PROBLEM TO WORK ON =>
The records below are to be copied word for word, with every picture left out.

AVAILABLE RECORDS =>
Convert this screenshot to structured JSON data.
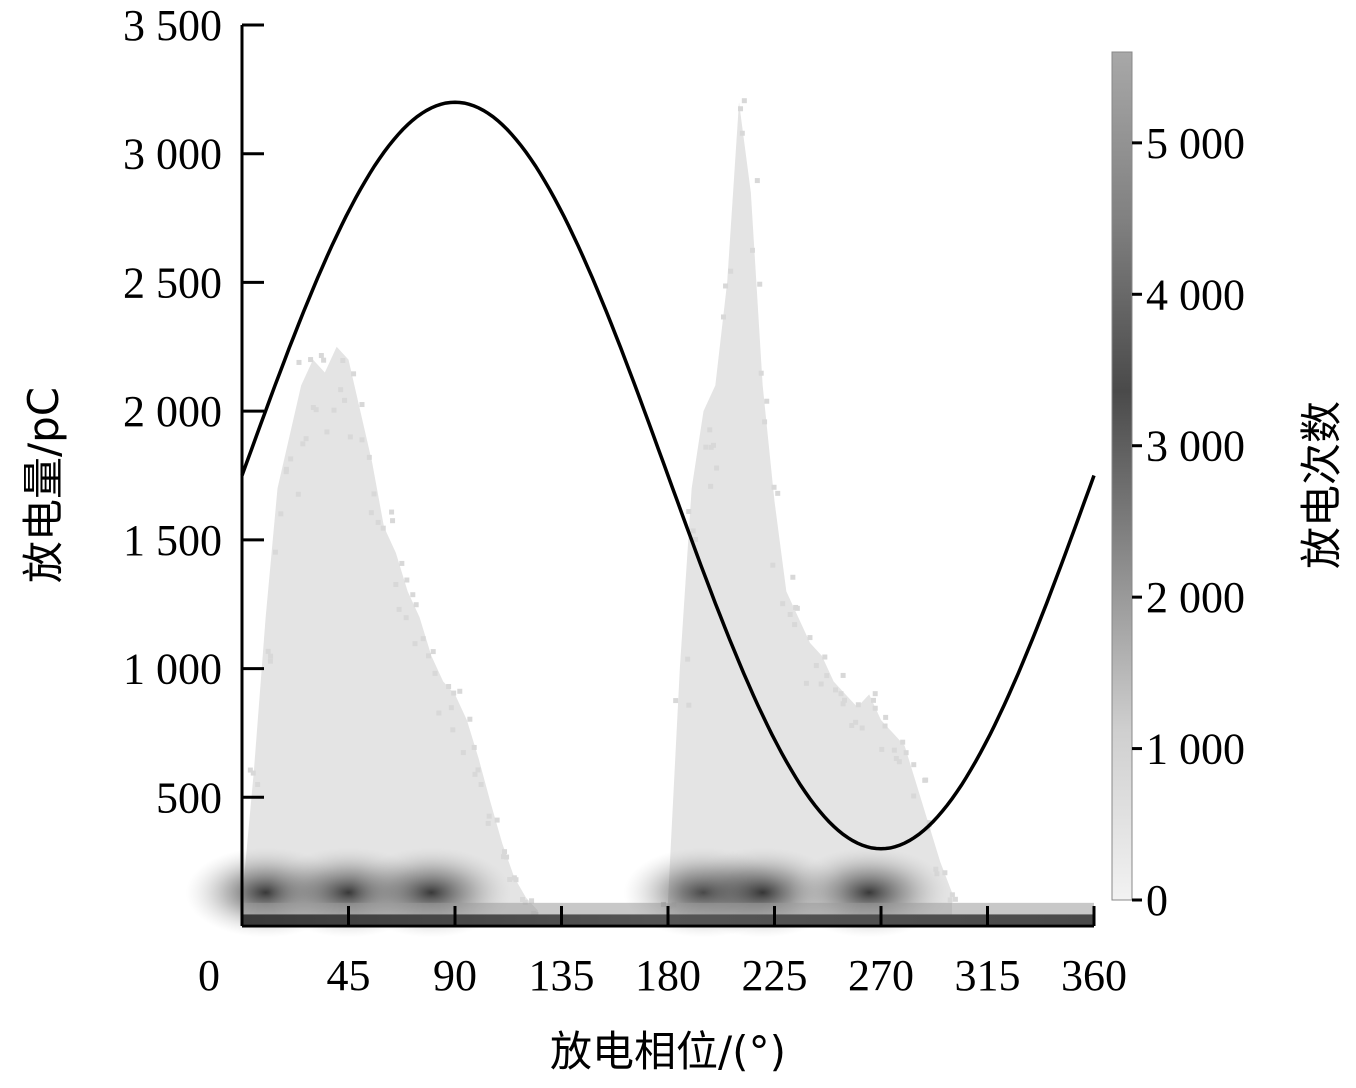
{
  "chart_data": {
    "type": "heatmap",
    "title": "",
    "xlabel": "放电相位/(°)",
    "ylabel": "放电量/pC",
    "colorbar_label": "放电次数",
    "xlim": [
      0,
      360
    ],
    "ylim": [
      0,
      3500
    ],
    "x_ticks": [
      0,
      45,
      90,
      135,
      180,
      225,
      270,
      315,
      360
    ],
    "x_tick_labels": [
      "0",
      "45",
      "90",
      "135",
      "180",
      "225",
      "270",
      "315",
      "360"
    ],
    "y_ticks": [
      500,
      1000,
      1500,
      2000,
      2500,
      3000,
      3500
    ],
    "y_tick_labels": [
      "500",
      "1 000",
      "1 500",
      "2 000",
      "2 500",
      "3 000",
      "3 500"
    ],
    "colorbar_range": [
      0,
      5600
    ],
    "colorbar_ticks": [
      0,
      1000,
      2000,
      3000,
      4000,
      5000
    ],
    "colorbar_tick_labels": [
      "0",
      "1 000",
      "2 000",
      "3 000",
      "4 000",
      "5 000"
    ],
    "sine_reference": {
      "phase_deg": [
        0,
        15,
        30,
        45,
        60,
        75,
        90,
        105,
        120,
        135,
        150,
        165,
        180,
        195,
        210,
        225,
        240,
        255,
        270,
        285,
        300,
        315,
        330,
        345,
        360
      ],
      "value": [
        1750,
        2125,
        2475,
        2775,
        3000,
        3150,
        3200,
        3150,
        3000,
        2775,
        2475,
        2125,
        1750,
        1375,
        1025,
        725,
        500,
        350,
        300,
        350,
        500,
        725,
        1025,
        1375,
        1750
      ]
    },
    "discharge_clusters": [
      {
        "phase_range_deg": [
          0,
          125
        ],
        "max_discharge_pC": 2250,
        "envelope": {
          "phase_deg": [
            0,
            5,
            10,
            15,
            20,
            25,
            30,
            35,
            40,
            45,
            50,
            55,
            60,
            65,
            70,
            75,
            80,
            85,
            90,
            95,
            100,
            105,
            110,
            115,
            120,
            125
          ],
          "discharge_pC": [
            100,
            600,
            1200,
            1700,
            1900,
            2100,
            2200,
            2150,
            2250,
            2200,
            2000,
            1800,
            1550,
            1450,
            1300,
            1200,
            1050,
            950,
            900,
            800,
            650,
            480,
            320,
            190,
            110,
            60
          ]
        },
        "dense_phase_deg": [
          10,
          45,
          80
        ]
      },
      {
        "phase_range_deg": [
          180,
          300
        ],
        "max_discharge_pC": 3200,
        "envelope": {
          "phase_deg": [
            180,
            185,
            190,
            195,
            200,
            205,
            210,
            215,
            220,
            225,
            230,
            235,
            240,
            245,
            250,
            255,
            260,
            265,
            270,
            275,
            280,
            285,
            290,
            295,
            300
          ],
          "discharge_pC": [
            100,
            1000,
            1700,
            2000,
            2100,
            2500,
            3200,
            2850,
            2100,
            1650,
            1300,
            1200,
            1100,
            1050,
            950,
            900,
            850,
            900,
            800,
            750,
            700,
            550,
            400,
            250,
            130
          ]
        },
        "dense_phase_deg": [
          195,
          220,
          265
        ]
      }
    ],
    "baseline_band_pC": [
      0,
      90
    ]
  }
}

RESPONSE =>
Convert this screenshot to structured JSON data.
{
  "chart_data": {
    "type": "heatmap",
    "title": "",
    "xlabel": "放电相位/(°)",
    "ylabel": "放电量/pC",
    "colorbar_label": "放电次数",
    "xlim": [
      0,
      360
    ],
    "ylim": [
      0,
      3500
    ],
    "x_ticks": [
      0,
      45,
      90,
      135,
      180,
      225,
      270,
      315,
      360
    ],
    "x_tick_labels": [
      "0",
      "45",
      "90",
      "135",
      "180",
      "225",
      "270",
      "315",
      "360"
    ],
    "y_ticks": [
      500,
      1000,
      1500,
      2000,
      2500,
      3000,
      3500
    ],
    "y_tick_labels": [
      "500",
      "1 000",
      "1 500",
      "2 000",
      "2 500",
      "3 000",
      "3 500"
    ],
    "colorbar_range": [
      0,
      5600
    ],
    "colorbar_ticks": [
      0,
      1000,
      2000,
      3000,
      4000,
      5000
    ],
    "colorbar_tick_labels": [
      "0",
      "1 000",
      "2 000",
      "3 000",
      "4 000",
      "5 000"
    ],
    "sine_reference": {
      "phase_deg": [
        0,
        15,
        30,
        45,
        60,
        75,
        90,
        105,
        120,
        135,
        150,
        165,
        180,
        195,
        210,
        225,
        240,
        255,
        270,
        285,
        300,
        315,
        330,
        345,
        360
      ],
      "value": [
        1750,
        2125,
        2475,
        2775,
        3000,
        3150,
        3200,
        3150,
        3000,
        2775,
        2475,
        2125,
        1750,
        1375,
        1025,
        725,
        500,
        350,
        300,
        350,
        500,
        725,
        1025,
        1375,
        1750
      ]
    },
    "discharge_clusters": [
      {
        "phase_range_deg": [
          0,
          125
        ],
        "max_discharge_pC": 2250,
        "envelope": {
          "phase_deg": [
            0,
            5,
            10,
            15,
            20,
            25,
            30,
            35,
            40,
            45,
            50,
            55,
            60,
            65,
            70,
            75,
            80,
            85,
            90,
            95,
            100,
            105,
            110,
            115,
            120,
            125
          ],
          "discharge_pC": [
            100,
            600,
            1200,
            1700,
            1900,
            2100,
            2200,
            2150,
            2250,
            2200,
            2000,
            1800,
            1550,
            1450,
            1300,
            1200,
            1050,
            950,
            900,
            800,
            650,
            480,
            320,
            190,
            110,
            60
          ]
        },
        "dense_phase_deg": [
          10,
          45,
          80
        ]
      },
      {
        "phase_range_deg": [
          180,
          300
        ],
        "max_discharge_pC": 3200,
        "envelope": {
          "phase_deg": [
            180,
            185,
            190,
            195,
            200,
            205,
            210,
            215,
            220,
            225,
            230,
            235,
            240,
            245,
            250,
            255,
            260,
            265,
            270,
            275,
            280,
            285,
            290,
            295,
            300
          ],
          "discharge_pC": [
            100,
            1000,
            1700,
            2000,
            2100,
            2500,
            3200,
            2850,
            2100,
            1650,
            1300,
            1200,
            1100,
            1050,
            950,
            900,
            850,
            900,
            800,
            750,
            700,
            550,
            400,
            250,
            130
          ]
        },
        "dense_phase_deg": [
          195,
          220,
          265
        ]
      }
    ],
    "baseline_band_pC": [
      0,
      90
    ]
  }
}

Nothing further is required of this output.